• Task directions:
Check each line of the records below and collect those that include the word "kansio".

(Stored entries)
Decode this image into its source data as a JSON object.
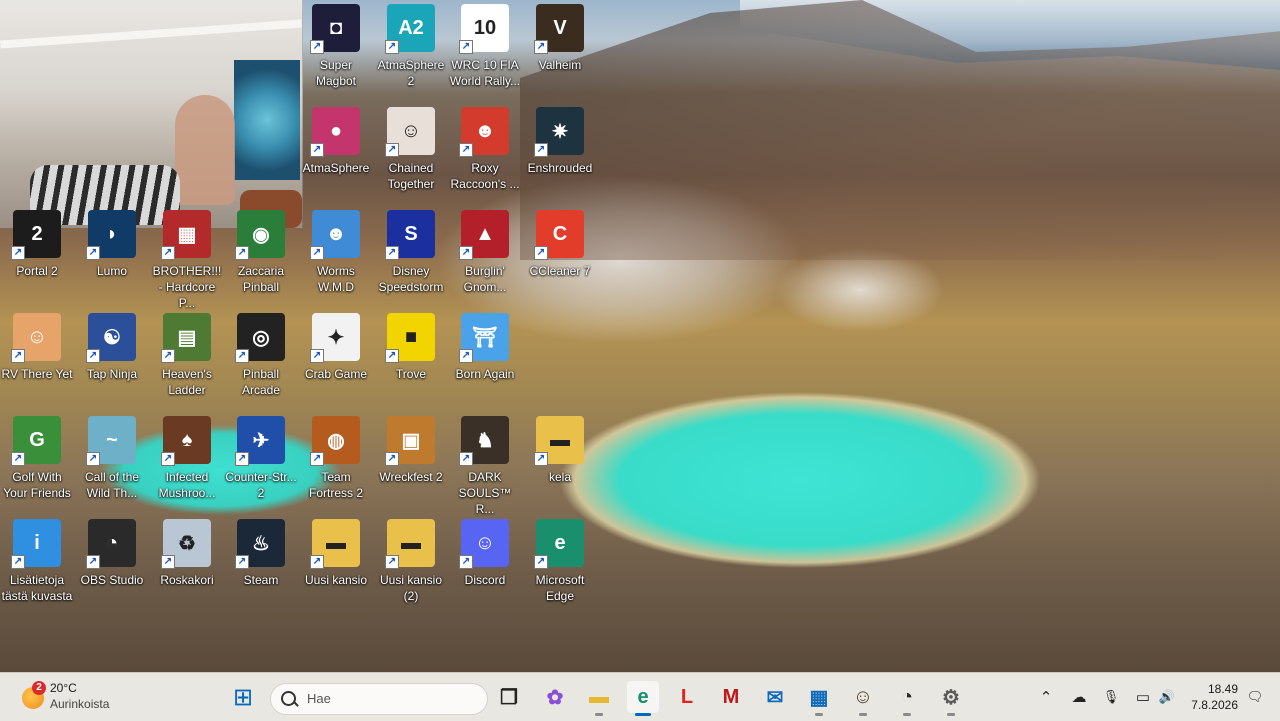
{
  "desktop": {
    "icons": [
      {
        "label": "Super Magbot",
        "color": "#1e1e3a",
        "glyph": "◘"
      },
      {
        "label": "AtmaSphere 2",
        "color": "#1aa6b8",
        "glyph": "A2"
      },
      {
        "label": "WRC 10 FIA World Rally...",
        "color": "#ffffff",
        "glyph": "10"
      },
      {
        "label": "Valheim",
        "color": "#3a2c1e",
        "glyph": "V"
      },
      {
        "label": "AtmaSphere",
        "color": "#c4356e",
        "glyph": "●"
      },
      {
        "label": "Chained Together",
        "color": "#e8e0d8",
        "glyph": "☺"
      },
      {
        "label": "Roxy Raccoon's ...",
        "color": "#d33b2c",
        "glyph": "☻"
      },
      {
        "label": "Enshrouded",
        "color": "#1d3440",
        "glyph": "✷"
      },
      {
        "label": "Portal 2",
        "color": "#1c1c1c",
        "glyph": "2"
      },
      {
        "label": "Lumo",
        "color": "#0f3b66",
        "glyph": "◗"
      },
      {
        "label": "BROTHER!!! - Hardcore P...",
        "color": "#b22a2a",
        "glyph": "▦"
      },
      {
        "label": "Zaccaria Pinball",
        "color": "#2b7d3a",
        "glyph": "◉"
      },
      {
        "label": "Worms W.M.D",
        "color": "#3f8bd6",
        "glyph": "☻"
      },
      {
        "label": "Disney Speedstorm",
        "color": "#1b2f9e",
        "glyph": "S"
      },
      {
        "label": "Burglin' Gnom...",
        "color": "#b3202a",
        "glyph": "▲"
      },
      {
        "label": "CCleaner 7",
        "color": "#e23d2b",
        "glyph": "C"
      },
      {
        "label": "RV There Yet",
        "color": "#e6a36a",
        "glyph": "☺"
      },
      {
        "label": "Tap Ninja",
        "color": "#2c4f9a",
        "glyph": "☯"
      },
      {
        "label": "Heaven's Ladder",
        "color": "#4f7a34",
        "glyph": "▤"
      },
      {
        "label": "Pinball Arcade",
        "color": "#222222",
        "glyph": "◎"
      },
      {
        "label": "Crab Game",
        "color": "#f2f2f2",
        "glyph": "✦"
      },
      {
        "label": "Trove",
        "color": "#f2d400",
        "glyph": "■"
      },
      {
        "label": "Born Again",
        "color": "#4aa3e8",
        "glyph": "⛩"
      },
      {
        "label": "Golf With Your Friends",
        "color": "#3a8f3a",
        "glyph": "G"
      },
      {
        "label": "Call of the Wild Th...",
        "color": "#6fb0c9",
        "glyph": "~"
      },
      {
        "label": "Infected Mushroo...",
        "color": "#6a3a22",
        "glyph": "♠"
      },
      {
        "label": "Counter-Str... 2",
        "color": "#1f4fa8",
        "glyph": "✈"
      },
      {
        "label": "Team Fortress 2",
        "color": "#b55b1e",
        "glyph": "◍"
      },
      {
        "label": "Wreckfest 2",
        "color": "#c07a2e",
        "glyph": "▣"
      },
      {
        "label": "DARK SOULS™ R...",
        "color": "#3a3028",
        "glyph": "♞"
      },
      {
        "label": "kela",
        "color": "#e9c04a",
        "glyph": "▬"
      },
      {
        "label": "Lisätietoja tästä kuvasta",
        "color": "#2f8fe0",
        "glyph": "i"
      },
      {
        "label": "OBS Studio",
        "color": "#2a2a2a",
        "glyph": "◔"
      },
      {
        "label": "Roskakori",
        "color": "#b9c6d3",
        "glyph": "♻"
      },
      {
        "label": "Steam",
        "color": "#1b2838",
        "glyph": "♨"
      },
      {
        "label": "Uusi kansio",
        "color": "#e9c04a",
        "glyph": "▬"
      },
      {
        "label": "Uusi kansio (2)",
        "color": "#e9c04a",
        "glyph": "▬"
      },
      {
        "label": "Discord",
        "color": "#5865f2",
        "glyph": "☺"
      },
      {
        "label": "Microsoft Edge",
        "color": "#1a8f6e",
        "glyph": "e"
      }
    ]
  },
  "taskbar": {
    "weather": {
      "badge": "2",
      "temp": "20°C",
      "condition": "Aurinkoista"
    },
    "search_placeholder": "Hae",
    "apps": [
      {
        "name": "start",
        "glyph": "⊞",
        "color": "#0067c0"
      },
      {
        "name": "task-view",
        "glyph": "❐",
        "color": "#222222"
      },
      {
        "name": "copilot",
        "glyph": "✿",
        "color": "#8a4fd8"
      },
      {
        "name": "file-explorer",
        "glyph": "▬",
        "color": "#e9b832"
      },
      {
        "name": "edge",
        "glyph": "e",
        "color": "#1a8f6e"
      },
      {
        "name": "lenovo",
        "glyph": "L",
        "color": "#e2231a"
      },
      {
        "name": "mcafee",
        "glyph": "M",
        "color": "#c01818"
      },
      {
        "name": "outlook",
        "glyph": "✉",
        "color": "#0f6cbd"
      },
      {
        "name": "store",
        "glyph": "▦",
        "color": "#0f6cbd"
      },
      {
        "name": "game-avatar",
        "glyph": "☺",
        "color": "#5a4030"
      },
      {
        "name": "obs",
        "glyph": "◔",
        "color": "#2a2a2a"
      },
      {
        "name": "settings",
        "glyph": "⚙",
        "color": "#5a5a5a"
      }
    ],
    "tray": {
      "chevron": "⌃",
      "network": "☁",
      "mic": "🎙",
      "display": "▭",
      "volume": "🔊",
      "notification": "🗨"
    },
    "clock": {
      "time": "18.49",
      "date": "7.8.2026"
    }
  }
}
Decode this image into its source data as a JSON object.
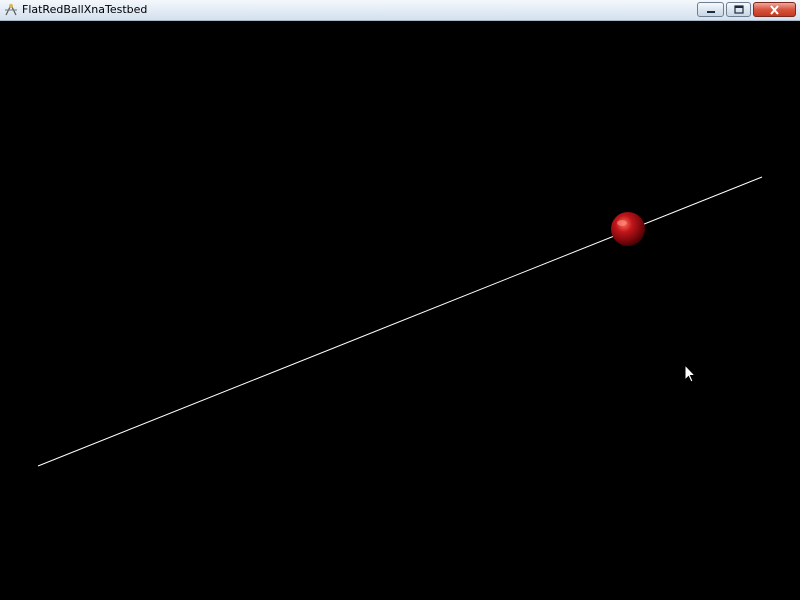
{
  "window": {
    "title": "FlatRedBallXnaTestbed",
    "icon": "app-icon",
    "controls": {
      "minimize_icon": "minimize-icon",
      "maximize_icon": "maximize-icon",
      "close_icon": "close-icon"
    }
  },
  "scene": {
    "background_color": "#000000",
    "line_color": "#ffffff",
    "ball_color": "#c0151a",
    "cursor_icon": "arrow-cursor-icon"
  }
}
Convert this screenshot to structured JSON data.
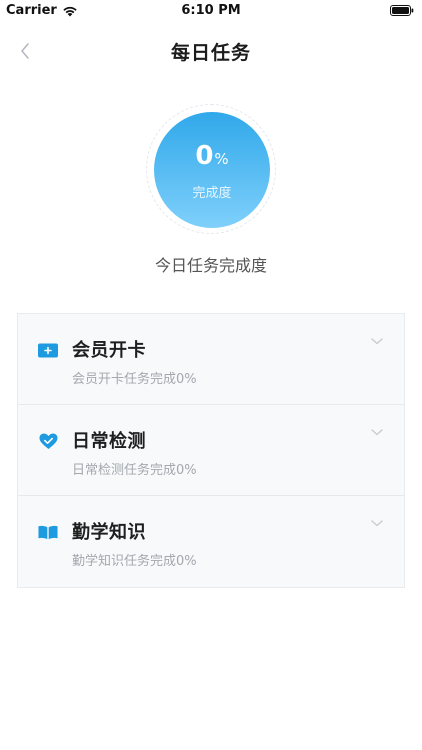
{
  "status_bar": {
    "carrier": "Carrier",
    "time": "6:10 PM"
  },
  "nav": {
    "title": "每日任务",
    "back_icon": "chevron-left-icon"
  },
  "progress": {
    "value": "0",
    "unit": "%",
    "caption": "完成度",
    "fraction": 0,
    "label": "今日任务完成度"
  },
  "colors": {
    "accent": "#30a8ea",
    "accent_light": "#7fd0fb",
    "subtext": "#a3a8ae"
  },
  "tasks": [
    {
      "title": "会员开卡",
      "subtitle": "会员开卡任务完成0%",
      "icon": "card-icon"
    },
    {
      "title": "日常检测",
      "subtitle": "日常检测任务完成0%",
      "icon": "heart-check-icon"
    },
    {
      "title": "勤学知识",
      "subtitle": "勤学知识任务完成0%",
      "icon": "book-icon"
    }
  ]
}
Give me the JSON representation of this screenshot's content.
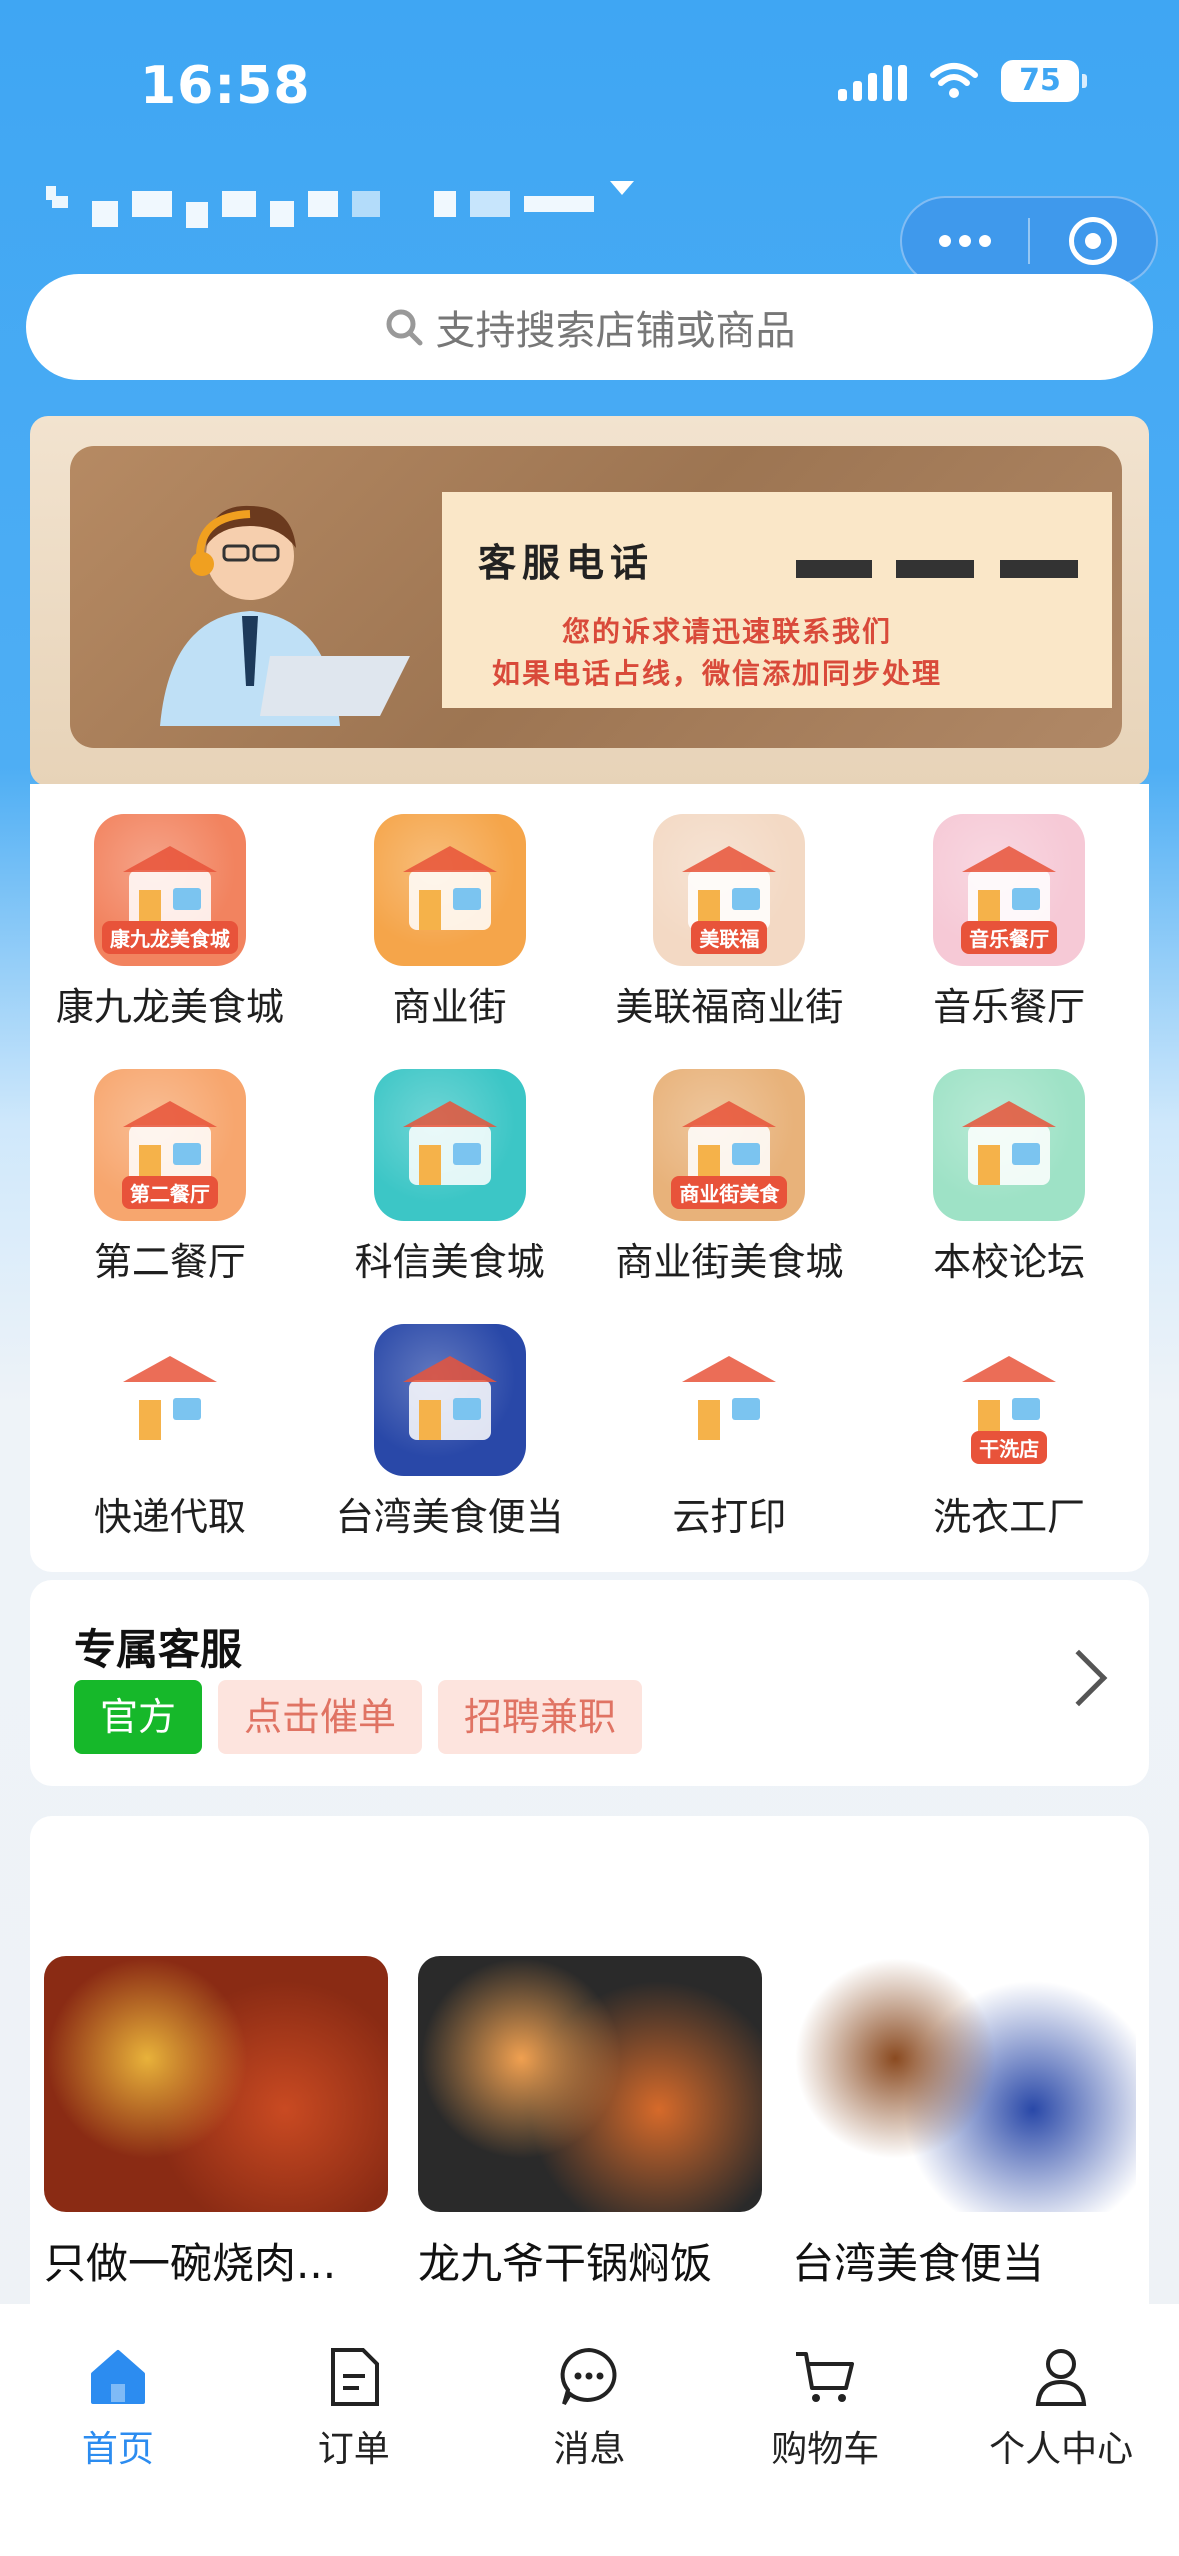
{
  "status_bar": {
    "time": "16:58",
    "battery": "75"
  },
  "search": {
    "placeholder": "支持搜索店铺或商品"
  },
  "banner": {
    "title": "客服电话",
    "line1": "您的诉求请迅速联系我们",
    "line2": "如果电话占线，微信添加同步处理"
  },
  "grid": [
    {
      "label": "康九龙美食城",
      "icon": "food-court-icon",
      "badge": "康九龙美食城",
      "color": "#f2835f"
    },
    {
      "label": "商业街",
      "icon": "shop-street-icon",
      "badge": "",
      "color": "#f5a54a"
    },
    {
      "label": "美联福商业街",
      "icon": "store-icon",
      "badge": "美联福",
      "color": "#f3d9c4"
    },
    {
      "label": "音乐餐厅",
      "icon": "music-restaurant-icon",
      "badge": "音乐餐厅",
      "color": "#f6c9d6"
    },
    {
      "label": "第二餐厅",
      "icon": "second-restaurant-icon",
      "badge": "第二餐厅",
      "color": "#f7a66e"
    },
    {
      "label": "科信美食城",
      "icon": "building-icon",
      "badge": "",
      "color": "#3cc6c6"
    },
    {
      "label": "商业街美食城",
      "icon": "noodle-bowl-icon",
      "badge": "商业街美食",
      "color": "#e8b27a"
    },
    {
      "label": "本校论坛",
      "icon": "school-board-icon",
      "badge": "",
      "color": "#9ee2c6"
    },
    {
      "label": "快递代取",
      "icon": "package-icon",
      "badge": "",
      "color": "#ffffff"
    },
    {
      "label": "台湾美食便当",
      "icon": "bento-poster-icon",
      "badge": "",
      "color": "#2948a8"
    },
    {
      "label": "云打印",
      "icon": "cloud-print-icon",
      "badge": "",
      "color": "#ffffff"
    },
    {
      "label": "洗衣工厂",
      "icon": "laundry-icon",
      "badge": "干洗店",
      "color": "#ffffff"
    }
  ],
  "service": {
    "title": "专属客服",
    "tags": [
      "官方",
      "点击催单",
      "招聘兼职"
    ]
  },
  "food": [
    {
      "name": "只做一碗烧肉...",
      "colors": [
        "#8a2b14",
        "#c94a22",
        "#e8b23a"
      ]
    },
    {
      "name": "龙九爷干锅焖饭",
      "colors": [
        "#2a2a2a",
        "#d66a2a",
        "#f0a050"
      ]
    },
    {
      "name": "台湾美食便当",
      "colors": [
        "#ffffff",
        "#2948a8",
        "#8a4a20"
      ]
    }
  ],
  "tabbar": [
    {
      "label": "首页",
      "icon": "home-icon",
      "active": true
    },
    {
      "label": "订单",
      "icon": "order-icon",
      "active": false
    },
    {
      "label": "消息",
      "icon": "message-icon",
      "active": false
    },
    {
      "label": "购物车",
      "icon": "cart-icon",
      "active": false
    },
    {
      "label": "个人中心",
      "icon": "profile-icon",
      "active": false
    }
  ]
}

• Response to the task:
        "label": "Uusi kansio",
        "label": "Uusi kansio (2)",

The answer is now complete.